● **Data to process**:
============
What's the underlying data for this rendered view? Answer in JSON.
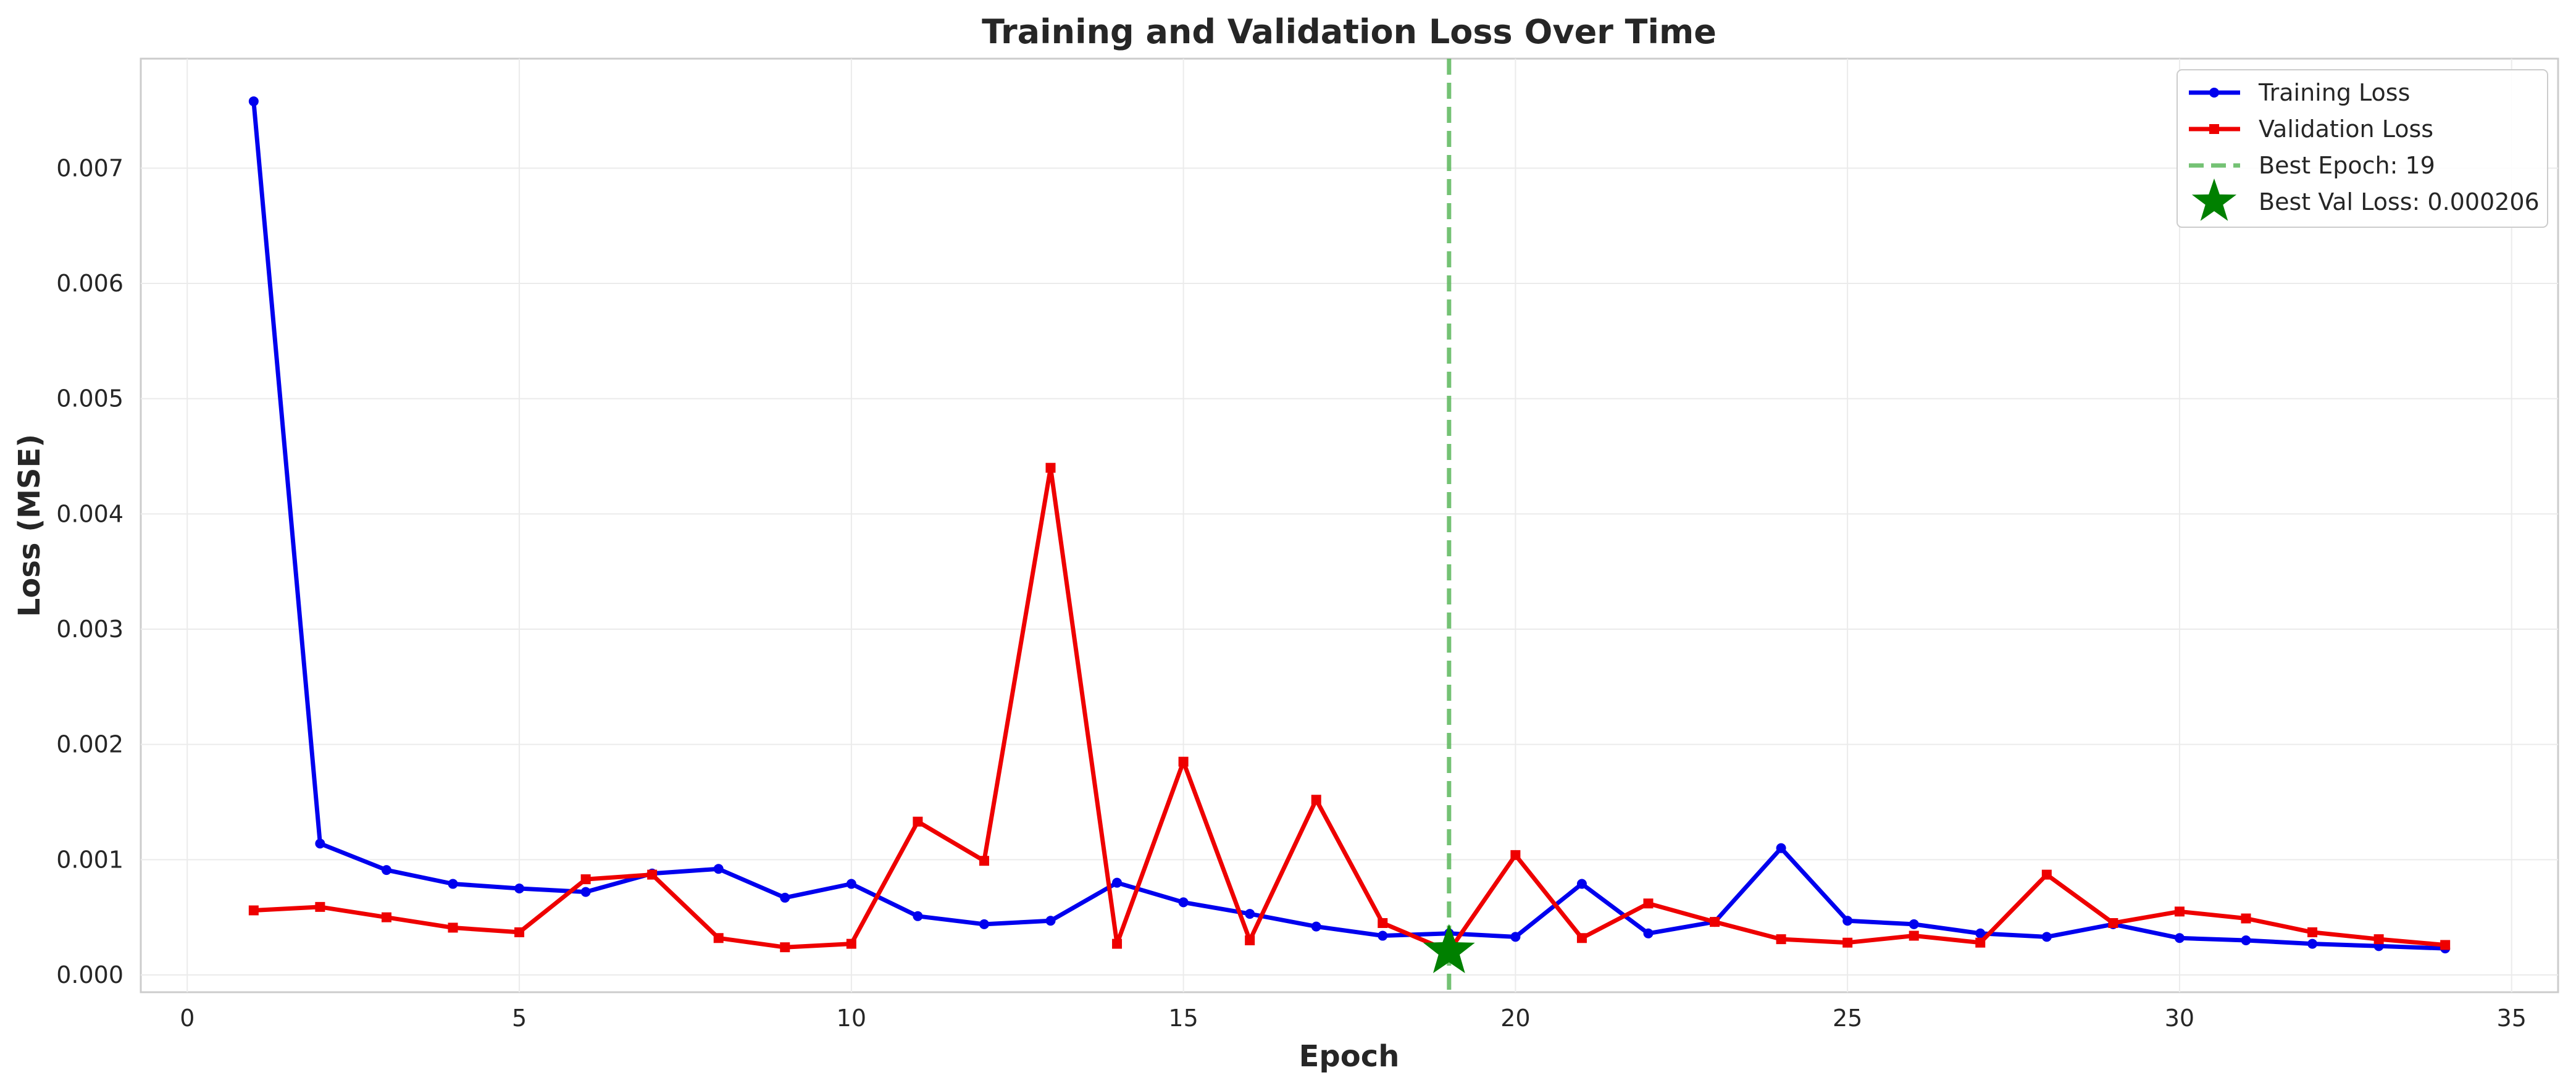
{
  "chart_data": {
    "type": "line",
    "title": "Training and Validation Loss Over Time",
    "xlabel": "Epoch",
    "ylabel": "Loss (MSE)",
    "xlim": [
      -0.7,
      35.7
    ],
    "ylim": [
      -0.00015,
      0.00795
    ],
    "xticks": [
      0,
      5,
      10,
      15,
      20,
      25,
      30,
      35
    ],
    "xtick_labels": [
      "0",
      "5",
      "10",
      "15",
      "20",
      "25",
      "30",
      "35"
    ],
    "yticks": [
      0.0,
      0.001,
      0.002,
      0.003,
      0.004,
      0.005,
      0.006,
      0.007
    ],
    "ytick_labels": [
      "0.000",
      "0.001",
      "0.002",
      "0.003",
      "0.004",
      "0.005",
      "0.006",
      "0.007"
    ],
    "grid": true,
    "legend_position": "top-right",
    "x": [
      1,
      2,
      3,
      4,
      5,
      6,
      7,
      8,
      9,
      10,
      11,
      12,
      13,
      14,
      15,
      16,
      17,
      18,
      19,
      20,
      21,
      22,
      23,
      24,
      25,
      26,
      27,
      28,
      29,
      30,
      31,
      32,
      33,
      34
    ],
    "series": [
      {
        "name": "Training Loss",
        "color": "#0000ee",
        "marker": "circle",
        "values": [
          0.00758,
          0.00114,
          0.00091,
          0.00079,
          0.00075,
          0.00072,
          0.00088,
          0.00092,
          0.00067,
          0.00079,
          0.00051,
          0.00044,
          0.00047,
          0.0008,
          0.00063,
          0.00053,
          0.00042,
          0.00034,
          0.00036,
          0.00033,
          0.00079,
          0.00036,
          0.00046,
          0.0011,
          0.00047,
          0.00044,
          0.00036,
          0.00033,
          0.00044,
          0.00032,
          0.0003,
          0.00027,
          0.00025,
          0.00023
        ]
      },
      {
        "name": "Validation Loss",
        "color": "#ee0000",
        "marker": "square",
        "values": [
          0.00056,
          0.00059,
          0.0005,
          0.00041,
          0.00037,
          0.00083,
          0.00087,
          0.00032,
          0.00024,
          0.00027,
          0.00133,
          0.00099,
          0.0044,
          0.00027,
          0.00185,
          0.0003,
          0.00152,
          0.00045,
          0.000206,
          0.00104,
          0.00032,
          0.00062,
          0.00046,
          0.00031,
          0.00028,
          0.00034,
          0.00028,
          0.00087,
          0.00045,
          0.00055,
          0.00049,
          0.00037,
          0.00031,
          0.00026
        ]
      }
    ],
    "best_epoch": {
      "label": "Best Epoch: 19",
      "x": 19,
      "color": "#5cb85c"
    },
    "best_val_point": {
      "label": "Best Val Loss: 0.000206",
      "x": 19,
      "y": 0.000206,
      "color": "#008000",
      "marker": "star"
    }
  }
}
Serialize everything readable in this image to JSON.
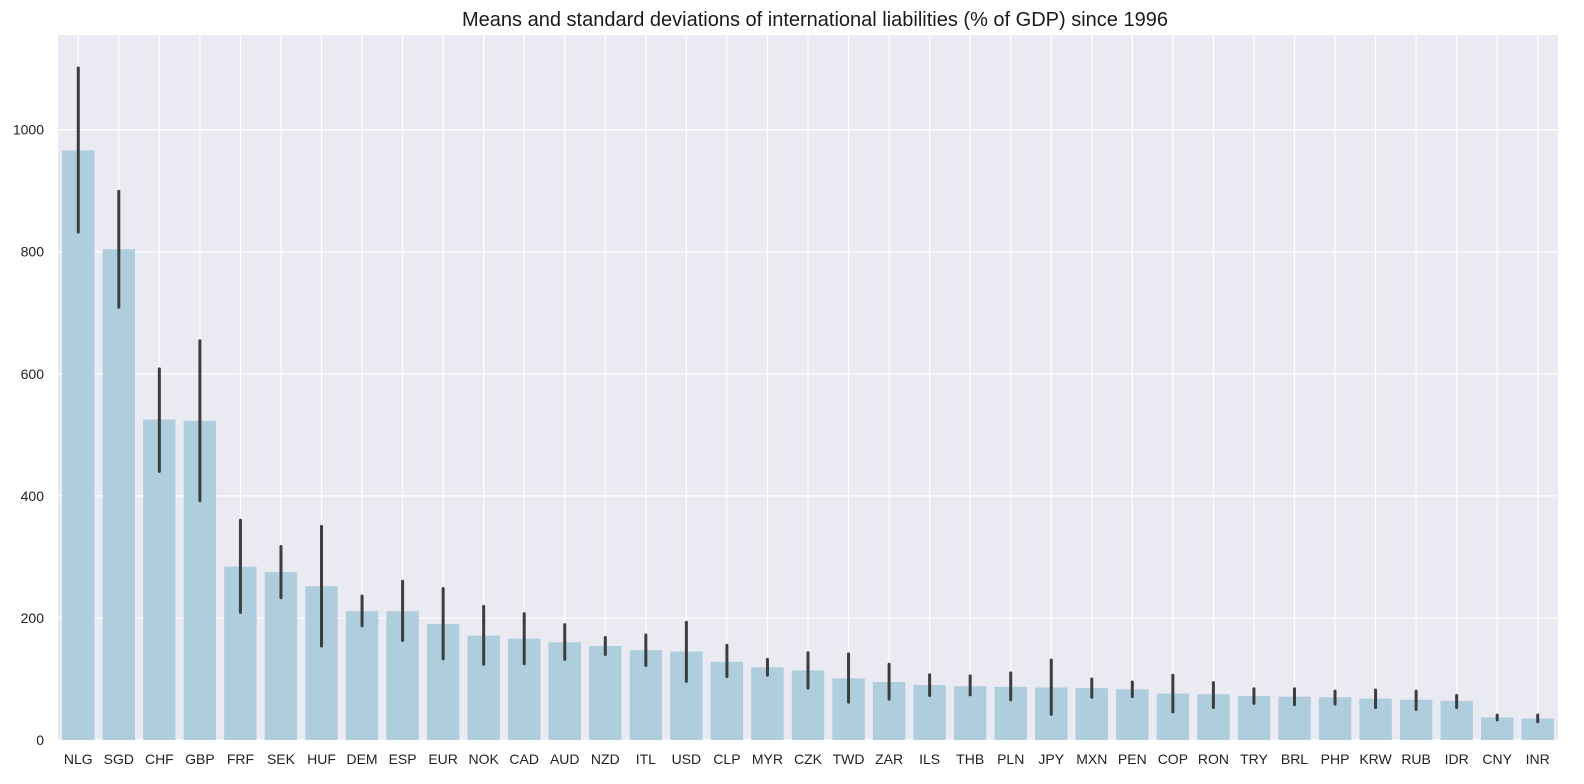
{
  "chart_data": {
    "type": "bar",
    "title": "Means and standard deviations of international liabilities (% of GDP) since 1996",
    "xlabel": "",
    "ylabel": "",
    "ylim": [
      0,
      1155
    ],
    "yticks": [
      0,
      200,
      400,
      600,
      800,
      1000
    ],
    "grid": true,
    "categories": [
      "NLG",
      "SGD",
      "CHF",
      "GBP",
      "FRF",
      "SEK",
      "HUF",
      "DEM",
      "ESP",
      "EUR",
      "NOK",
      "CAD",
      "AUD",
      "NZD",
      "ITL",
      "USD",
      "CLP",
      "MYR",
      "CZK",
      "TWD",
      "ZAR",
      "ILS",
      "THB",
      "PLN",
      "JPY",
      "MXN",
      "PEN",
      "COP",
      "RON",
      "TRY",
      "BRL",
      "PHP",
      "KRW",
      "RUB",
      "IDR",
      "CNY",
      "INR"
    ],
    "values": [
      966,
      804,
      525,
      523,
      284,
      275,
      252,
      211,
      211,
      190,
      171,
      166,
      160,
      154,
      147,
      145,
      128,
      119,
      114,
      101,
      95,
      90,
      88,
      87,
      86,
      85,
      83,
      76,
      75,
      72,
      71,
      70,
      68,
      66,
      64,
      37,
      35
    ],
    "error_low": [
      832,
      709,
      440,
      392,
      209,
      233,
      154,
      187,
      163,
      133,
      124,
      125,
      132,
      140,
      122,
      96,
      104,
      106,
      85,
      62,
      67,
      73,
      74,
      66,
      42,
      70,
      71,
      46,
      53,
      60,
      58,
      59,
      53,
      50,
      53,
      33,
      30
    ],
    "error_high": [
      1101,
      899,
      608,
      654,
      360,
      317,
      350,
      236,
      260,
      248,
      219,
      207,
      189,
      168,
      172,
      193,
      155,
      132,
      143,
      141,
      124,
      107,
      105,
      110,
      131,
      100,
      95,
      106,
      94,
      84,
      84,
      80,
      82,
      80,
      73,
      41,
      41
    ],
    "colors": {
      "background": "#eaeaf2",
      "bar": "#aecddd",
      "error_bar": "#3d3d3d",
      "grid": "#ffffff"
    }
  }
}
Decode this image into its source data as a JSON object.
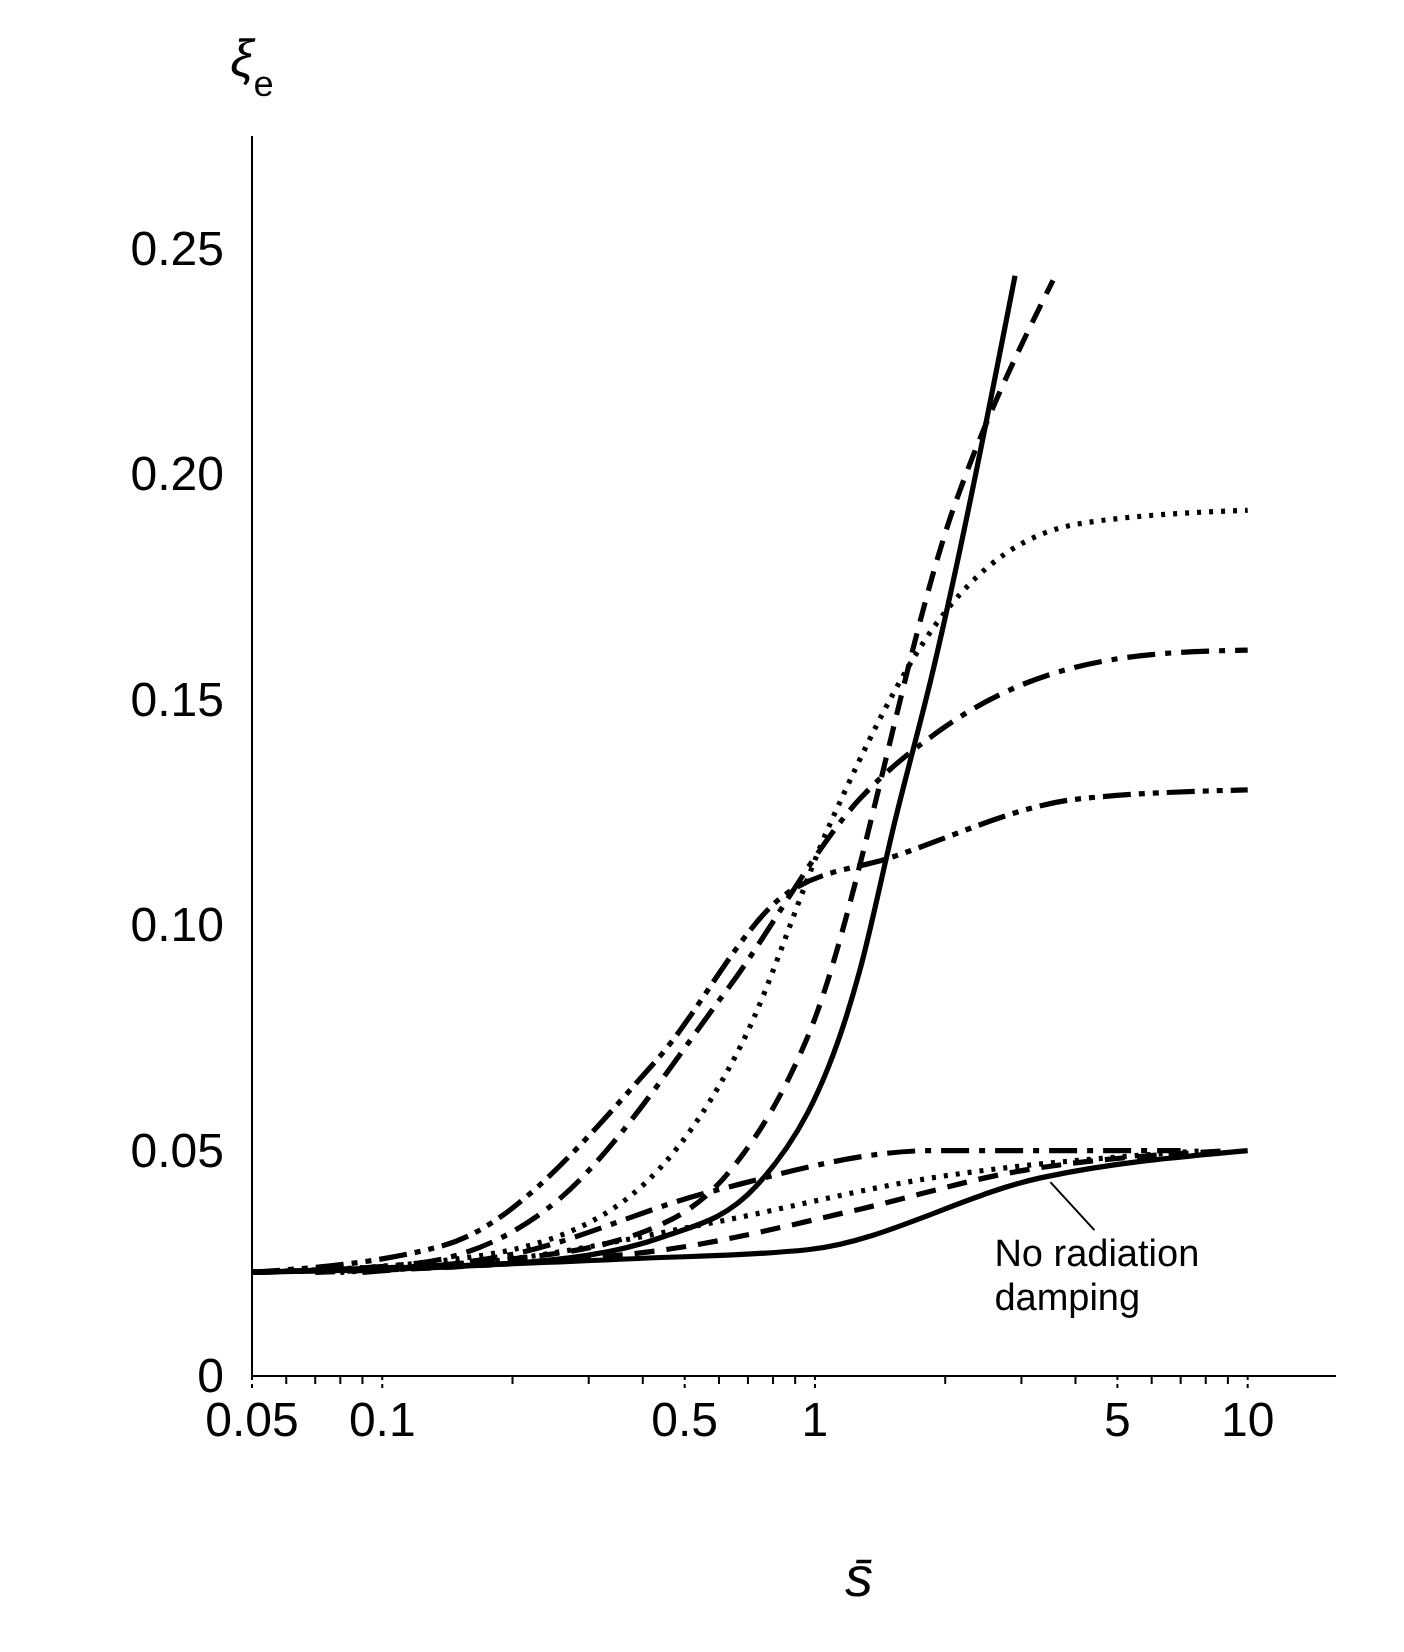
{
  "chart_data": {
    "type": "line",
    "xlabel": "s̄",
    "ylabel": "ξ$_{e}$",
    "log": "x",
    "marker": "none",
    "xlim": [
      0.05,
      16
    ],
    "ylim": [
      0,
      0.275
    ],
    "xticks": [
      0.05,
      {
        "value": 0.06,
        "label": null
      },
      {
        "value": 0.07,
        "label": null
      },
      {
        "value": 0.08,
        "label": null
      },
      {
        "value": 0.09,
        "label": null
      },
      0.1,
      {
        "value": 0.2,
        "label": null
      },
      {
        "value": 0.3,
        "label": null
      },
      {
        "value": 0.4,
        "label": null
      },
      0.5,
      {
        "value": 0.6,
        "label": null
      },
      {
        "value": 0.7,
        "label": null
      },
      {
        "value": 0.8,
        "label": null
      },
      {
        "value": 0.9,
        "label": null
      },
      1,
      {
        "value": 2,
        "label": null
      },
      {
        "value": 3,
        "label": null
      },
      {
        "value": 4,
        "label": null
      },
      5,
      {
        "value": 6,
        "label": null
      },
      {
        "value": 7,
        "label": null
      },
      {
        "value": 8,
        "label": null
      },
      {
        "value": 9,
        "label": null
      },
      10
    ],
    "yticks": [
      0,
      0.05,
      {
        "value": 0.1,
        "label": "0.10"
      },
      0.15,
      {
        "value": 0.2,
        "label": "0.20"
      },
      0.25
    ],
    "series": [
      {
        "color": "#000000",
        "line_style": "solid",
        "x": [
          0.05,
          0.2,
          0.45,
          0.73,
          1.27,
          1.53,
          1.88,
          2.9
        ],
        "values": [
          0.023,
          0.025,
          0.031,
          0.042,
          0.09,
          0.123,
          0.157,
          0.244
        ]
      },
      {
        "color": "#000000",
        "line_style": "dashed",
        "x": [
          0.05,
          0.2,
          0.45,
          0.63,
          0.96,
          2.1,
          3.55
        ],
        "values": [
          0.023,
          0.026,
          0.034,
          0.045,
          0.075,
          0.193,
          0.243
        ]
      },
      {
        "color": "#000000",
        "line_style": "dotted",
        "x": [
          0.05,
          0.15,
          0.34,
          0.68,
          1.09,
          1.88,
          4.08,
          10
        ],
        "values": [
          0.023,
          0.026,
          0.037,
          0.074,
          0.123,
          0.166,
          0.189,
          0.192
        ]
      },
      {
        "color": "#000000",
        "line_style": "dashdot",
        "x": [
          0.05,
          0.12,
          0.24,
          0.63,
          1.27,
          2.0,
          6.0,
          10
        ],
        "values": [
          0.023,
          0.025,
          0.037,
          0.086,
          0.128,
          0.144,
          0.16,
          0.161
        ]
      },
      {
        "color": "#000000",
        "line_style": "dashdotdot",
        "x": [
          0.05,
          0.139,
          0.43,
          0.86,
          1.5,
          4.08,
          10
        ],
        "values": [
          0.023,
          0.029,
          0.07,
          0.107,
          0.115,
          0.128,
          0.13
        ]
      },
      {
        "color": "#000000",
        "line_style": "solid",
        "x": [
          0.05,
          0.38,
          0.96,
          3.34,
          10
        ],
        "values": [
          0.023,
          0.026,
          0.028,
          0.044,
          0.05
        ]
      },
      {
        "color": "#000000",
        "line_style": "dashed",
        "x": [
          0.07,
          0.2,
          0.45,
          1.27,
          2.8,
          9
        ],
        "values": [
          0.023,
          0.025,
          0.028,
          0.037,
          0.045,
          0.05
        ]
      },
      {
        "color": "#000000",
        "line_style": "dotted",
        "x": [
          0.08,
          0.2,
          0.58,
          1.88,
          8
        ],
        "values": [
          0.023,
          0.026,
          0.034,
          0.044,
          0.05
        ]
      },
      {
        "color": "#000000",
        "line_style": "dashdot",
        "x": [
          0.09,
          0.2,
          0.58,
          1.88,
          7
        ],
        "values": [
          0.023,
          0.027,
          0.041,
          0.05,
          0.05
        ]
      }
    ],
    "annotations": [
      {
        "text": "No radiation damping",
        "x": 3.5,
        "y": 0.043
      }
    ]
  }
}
============
● **Directions for this task**: Find the string "image" in the records, then copy each line where it occurs.

● **Solution to the problem**:
Serialize everything readable in this image to JSON.
Decode this image into its source data as a JSON object.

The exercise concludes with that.